- _Saved entries_:

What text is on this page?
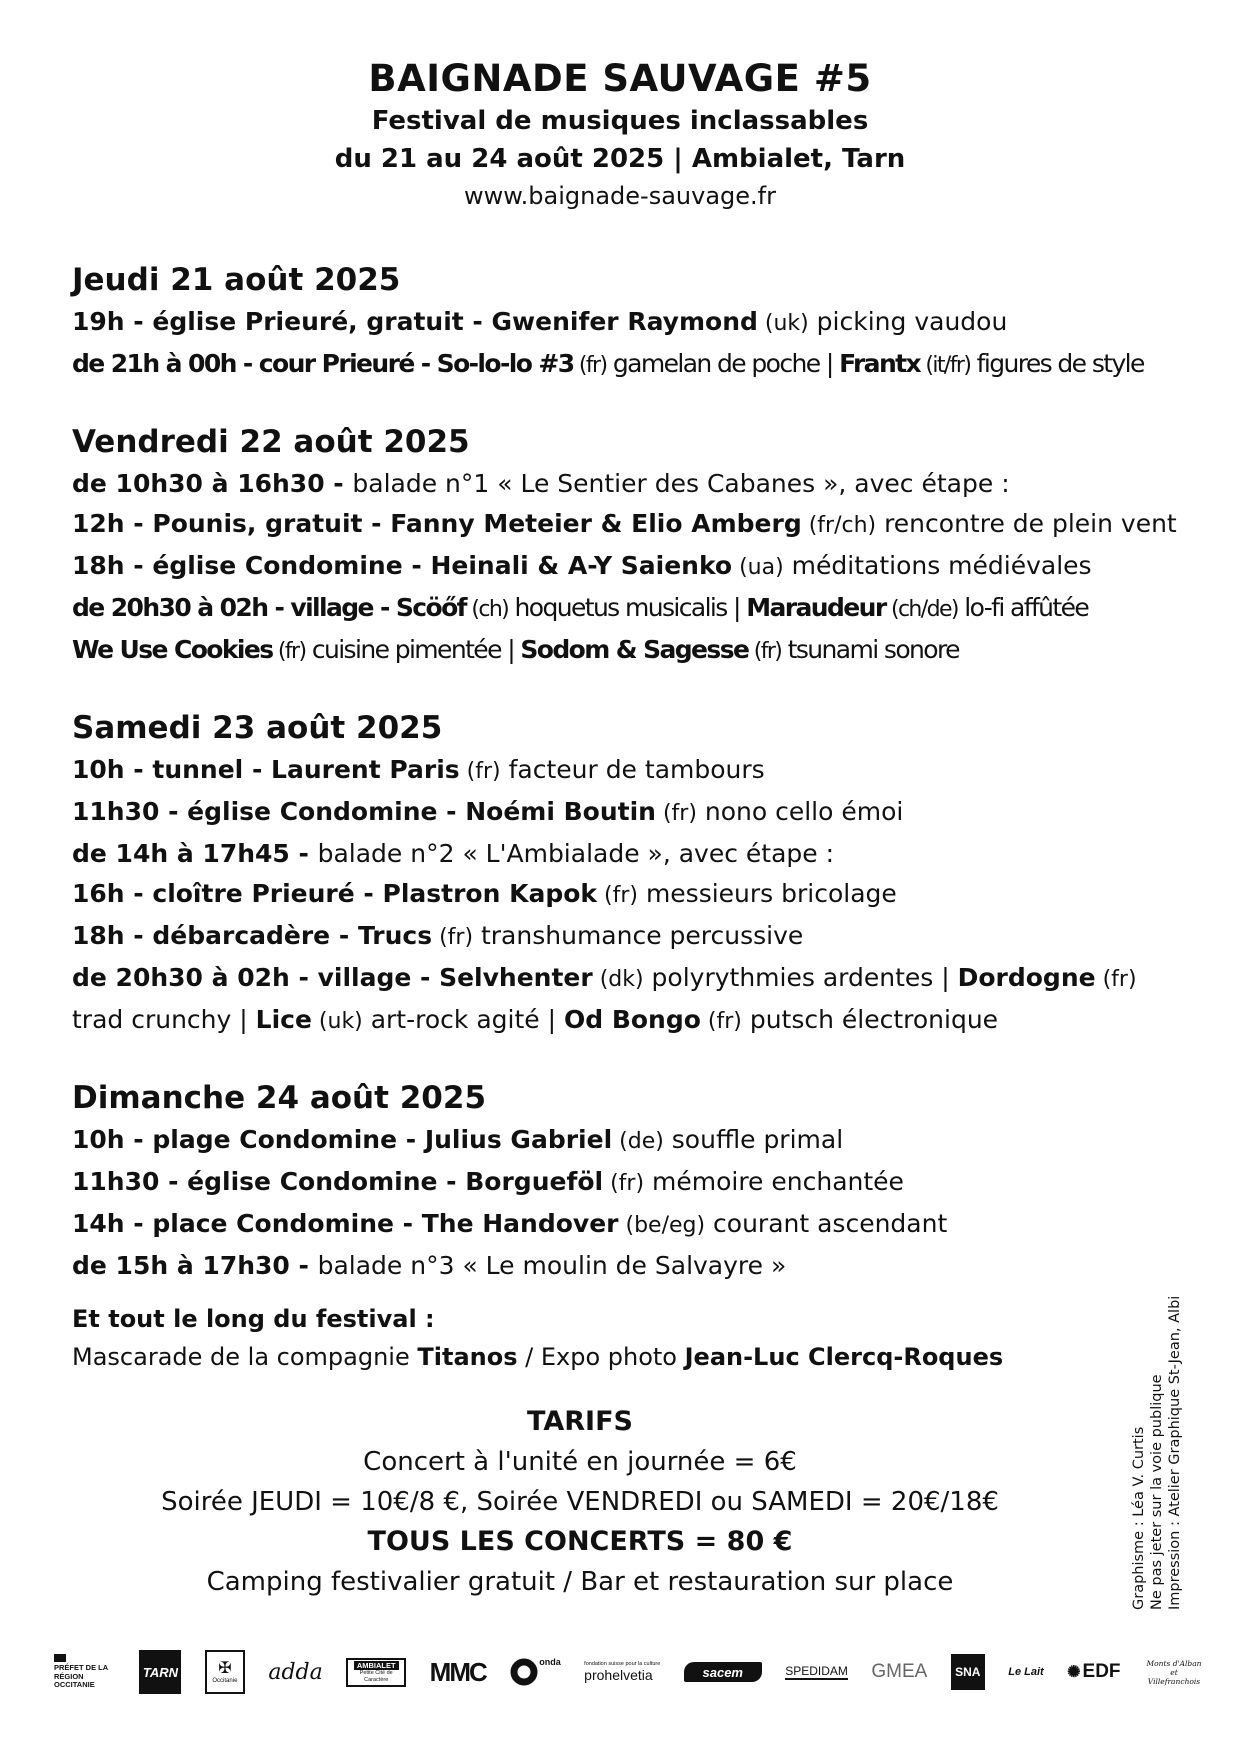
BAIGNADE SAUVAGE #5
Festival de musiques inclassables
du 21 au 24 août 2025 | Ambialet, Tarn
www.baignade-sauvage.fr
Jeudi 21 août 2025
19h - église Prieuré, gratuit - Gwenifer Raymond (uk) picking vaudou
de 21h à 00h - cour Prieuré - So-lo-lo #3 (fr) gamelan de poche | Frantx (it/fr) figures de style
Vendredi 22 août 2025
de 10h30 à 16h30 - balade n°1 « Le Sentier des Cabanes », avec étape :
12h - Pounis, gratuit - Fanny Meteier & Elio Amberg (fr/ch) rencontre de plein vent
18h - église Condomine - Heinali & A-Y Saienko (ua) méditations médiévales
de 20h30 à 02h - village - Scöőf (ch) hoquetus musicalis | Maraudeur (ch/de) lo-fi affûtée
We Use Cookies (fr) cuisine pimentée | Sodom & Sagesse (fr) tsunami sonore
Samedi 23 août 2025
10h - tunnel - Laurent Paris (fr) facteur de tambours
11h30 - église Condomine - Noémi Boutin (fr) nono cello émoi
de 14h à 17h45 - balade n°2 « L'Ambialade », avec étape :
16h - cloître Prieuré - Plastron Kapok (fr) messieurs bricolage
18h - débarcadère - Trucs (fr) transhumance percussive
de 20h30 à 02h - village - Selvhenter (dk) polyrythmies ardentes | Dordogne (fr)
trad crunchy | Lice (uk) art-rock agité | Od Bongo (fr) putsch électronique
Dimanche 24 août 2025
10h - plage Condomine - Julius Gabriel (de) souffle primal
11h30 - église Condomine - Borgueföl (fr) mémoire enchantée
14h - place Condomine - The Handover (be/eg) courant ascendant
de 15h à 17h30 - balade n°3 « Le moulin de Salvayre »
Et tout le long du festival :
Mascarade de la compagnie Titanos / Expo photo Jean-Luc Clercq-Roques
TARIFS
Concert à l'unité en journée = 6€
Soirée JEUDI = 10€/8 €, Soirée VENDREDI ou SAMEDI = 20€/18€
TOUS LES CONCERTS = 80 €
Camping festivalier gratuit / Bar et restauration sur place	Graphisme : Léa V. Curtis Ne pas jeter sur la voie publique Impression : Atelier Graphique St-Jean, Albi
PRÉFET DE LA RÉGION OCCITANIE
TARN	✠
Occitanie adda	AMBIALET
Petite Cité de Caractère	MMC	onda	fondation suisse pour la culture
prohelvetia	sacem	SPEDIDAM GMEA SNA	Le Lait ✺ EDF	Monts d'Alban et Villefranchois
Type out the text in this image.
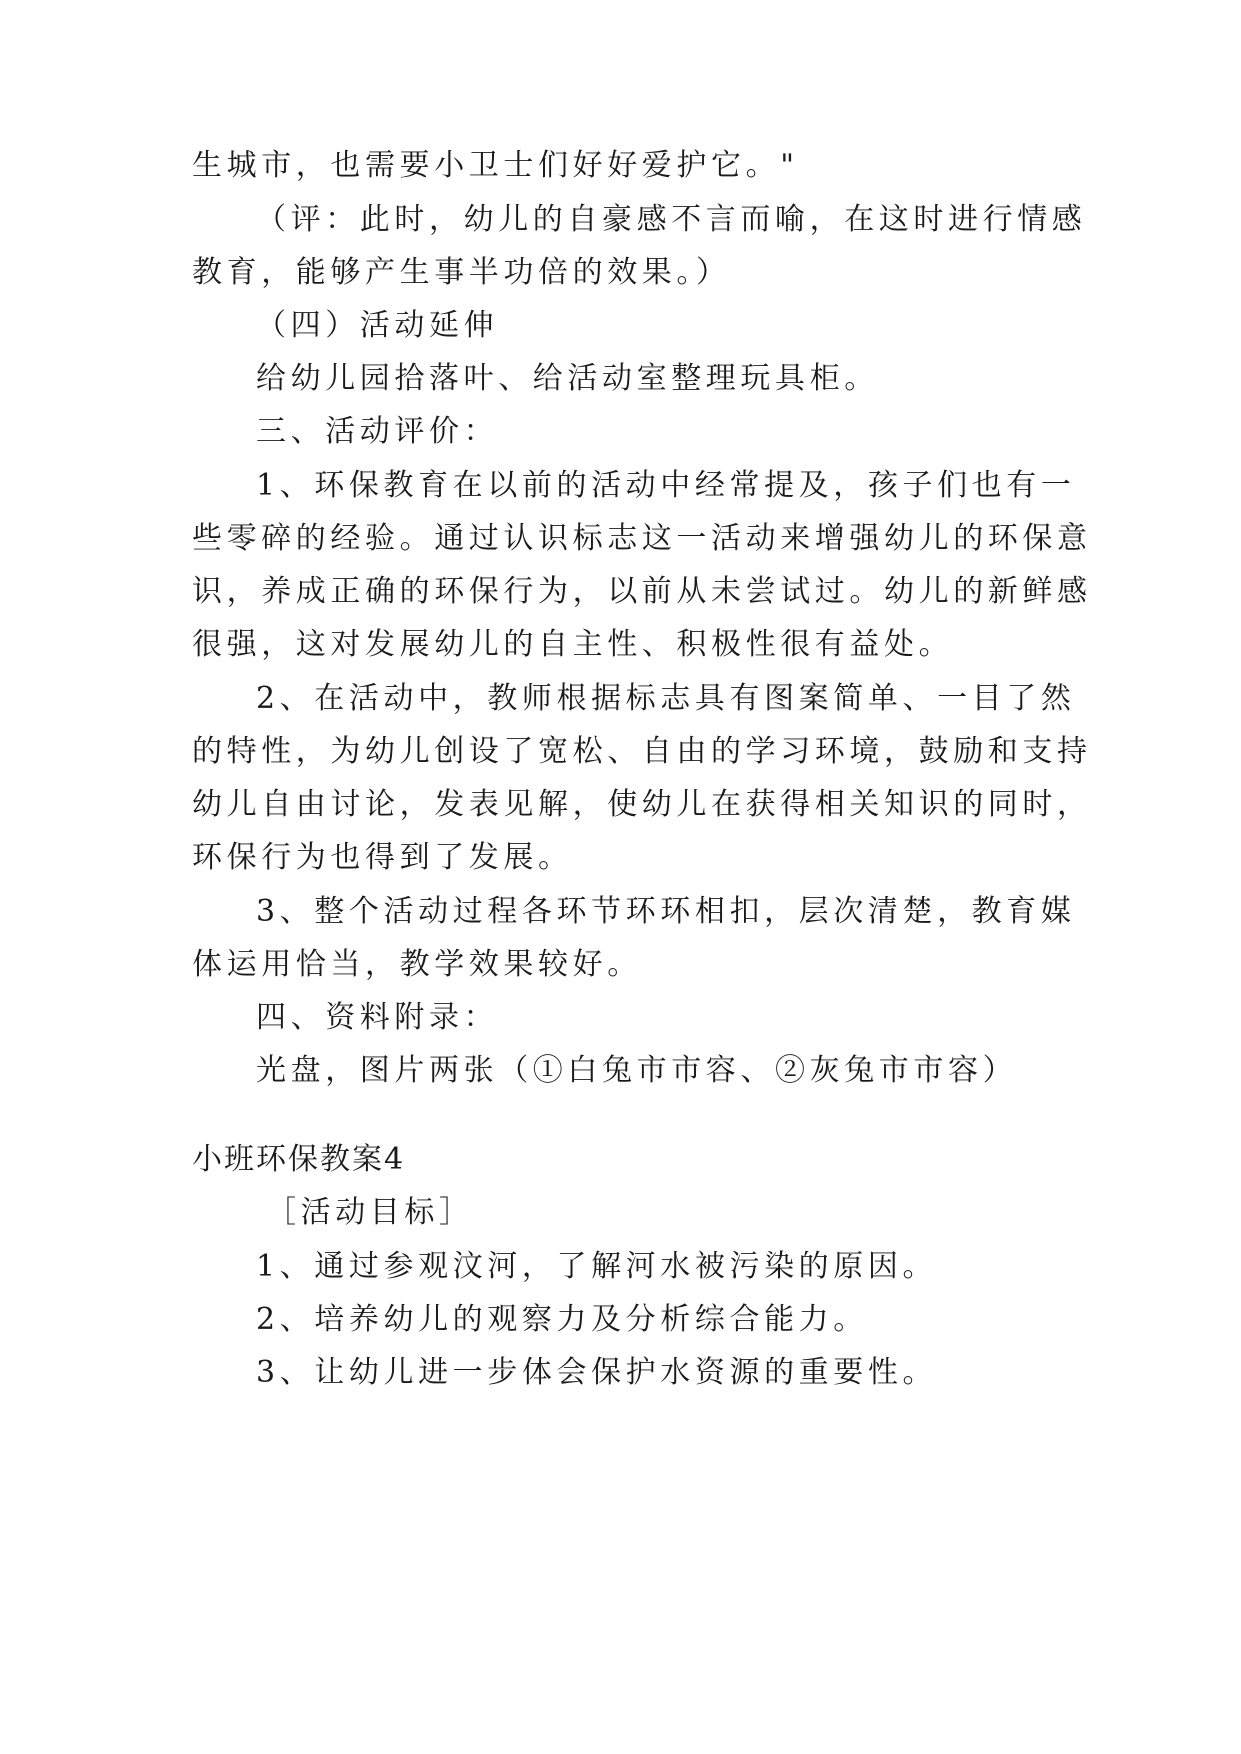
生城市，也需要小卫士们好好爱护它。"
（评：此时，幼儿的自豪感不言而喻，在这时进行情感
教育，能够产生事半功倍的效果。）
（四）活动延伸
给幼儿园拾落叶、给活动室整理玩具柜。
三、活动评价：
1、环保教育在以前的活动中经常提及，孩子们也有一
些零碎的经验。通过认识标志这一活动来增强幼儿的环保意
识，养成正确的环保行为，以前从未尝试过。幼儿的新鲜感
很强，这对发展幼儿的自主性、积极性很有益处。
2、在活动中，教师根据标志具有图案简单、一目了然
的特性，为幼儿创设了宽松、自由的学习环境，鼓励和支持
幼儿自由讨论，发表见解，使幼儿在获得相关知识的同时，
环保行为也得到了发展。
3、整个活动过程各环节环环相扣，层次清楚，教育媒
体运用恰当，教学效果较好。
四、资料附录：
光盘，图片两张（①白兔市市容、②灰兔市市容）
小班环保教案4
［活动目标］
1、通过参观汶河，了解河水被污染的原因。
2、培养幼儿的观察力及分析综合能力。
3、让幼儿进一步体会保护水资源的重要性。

- _PROBLEM STATEMENT_:
Transcribe every entry above exactly. Omit all pictures.

- _WRITTEN RESPONSE_:
What text is on this page?
BAIGNADE SAUVAGE #5
Festival de musiques inclassables
du 21 au 24 août 2025 | Ambialet, Tarn
www.baignade-sauvage.fr
Jeudi 21 août 2025
19h - église Prieuré, gratuit - Gwenifer Raymond (uk) picking vaudou
de 21h à 00h - cour Prieuré - So-lo-lo #3 (fr) gamelan de poche | Frantx (it/fr) figures de style
Vendredi 22 août 2025
de 10h30 à 16h30 - balade n°1 « Le Sentier des Cabanes », avec étape :
12h - Pounis, gratuit - Fanny Meteier & Elio Amberg (fr/ch) rencontre de plein vent
18h - église Condomine - Heinali & A-Y Saienko (ua) méditations médiévales
de 20h30 à 02h - village - Scöőf (ch) hoquetus musicalis | Maraudeur (ch/de) lo-fi affûtée
We Use Cookies (fr) cuisine pimentée | Sodom & Sagesse (fr) tsunami sonore
Samedi 23 août 2025
10h - tunnel - Laurent Paris (fr) facteur de tambours
11h30 - église Condomine - Noémi Boutin (fr) nono cello émoi
de 14h à 17h45 - balade n°2 « L'Ambialade », avec étape :
16h - cloître Prieuré - Plastron Kapok (fr) messieurs bricolage
18h - débarcadère - Trucs (fr) transhumance percussive
de 20h30 à 02h - village - Selvhenter (dk) polyrythmies ardentes | Dordogne (fr)
trad crunchy | Lice (uk) art-rock agité | Od Bongo (fr) putsch électronique
Dimanche 24 août 2025
10h - plage Condomine - Julius Gabriel (de) souffle primal
11h30 - église Condomine - Borgueföl (fr) mémoire enchantée
14h - place Condomine - The Handover (be/eg) courant ascendant
de 15h à 17h30 - balade n°3 « Le moulin de Salvayre »
Et tout le long du festival :
Mascarade de la compagnie Titanos / Expo photo Jean-Luc Clercq-Roques
TARIFS
Concert à l'unité en journée = 6€
Soirée JEUDI = 10€/8 €, Soirée VENDREDI ou SAMEDI = 20€/18€
TOUS LES CONCERTS = 80 €
Camping festivalier gratuit / Bar et restauration sur place	Graphisme : Léa V. Curtis Ne pas jeter sur la voie publique Impression : Atelier Graphique St-Jean, Albi
PRÉFET DE LA RÉGION OCCITANIE
TARN	✠
Occitanie adda	AMBIALET
Petite Cité de Caractère	MMC	onda	fondation suisse pour la culture
prohelvetia	sacem	SPEDIDAM GMEA SNA	Le Lait ✺ EDF	Monts d'Alban et Villefranchois
Type out the text in this image.
生城市，也需要小卫士们好好爱护它。"
（评：此时，幼儿的自豪感不言而喻，在这时进行情感
教育，能够产生事半功倍的效果。）
（四）活动延伸
给幼儿园拾落叶、给活动室整理玩具柜。
三、活动评价：
1、环保教育在以前的活动中经常提及，孩子们也有一
些零碎的经验。通过认识标志这一活动来增强幼儿的环保意
识，养成正确的环保行为，以前从未尝试过。幼儿的新鲜感
很强，这对发展幼儿的自主性、积极性很有益处。
2、在活动中，教师根据标志具有图案简单、一目了然
的特性，为幼儿创设了宽松、自由的学习环境，鼓励和支持
幼儿自由讨论，发表见解，使幼儿在获得相关知识的同时，
环保行为也得到了发展。
3、整个活动过程各环节环环相扣，层次清楚，教育媒
体运用恰当，教学效果较好。
四、资料附录：
光盘，图片两张（①白兔市市容、②灰兔市市容）
小班环保教案4
［活动目标］
1、通过参观汶河，了解河水被污染的原因。
2、培养幼儿的观察力及分析综合能力。
3、让幼儿进一步体会保护水资源的重要性。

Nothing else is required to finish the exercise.